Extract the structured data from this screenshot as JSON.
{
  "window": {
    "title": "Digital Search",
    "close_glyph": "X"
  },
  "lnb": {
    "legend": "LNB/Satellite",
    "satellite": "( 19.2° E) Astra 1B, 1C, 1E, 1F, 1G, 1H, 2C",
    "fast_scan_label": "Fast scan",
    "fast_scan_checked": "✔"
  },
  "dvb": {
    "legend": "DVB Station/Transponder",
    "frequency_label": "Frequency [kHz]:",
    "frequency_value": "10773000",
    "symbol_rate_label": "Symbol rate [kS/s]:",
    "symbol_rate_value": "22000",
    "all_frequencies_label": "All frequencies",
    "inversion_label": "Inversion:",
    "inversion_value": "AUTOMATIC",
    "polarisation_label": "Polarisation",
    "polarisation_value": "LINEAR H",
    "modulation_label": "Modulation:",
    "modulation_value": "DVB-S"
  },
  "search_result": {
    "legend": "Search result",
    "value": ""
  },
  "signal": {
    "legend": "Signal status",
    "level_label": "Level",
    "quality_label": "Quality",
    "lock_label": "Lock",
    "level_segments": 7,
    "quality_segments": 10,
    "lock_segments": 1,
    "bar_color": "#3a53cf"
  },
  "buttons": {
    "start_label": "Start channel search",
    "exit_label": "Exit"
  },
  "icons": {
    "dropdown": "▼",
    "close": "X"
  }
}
++++++++
*WORK TO BE COMPLETED*
Repeat the material above exactly.

*IN RESPONSE*
Extract the structured data from this screenshot as JSON.
{
  "window": {
    "title": "Digital Search",
    "close_glyph": "X"
  },
  "lnb": {
    "legend": "LNB/Satellite",
    "satellite": "( 19.2° E) Astra 1B, 1C, 1E, 1F, 1G, 1H, 2C",
    "fast_scan_label": "Fast scan",
    "fast_scan_checked": "✔"
  },
  "dvb": {
    "legend": "DVB Station/Transponder",
    "frequency_label": "Frequency [kHz]:",
    "frequency_value": "10773000",
    "symbol_rate_label": "Symbol rate [kS/s]:",
    "symbol_rate_value": "22000",
    "all_frequencies_label": "All frequencies",
    "inversion_label": "Inversion:",
    "inversion_value": "AUTOMATIC",
    "polarisation_label": "Polarisation",
    "polarisation_value": "LINEAR H",
    "modulation_label": "Modulation:",
    "modulation_value": "DVB-S"
  },
  "search_result": {
    "legend": "Search result",
    "value": ""
  },
  "signal": {
    "legend": "Signal status",
    "level_label": "Level",
    "quality_label": "Quality",
    "lock_label": "Lock",
    "level_segments": 7,
    "quality_segments": 10,
    "lock_segments": 1,
    "bar_color": "#3a53cf"
  },
  "buttons": {
    "start_label": "Start channel search",
    "exit_label": "Exit"
  },
  "icons": {
    "dropdown": "▼",
    "close": "X"
  }
}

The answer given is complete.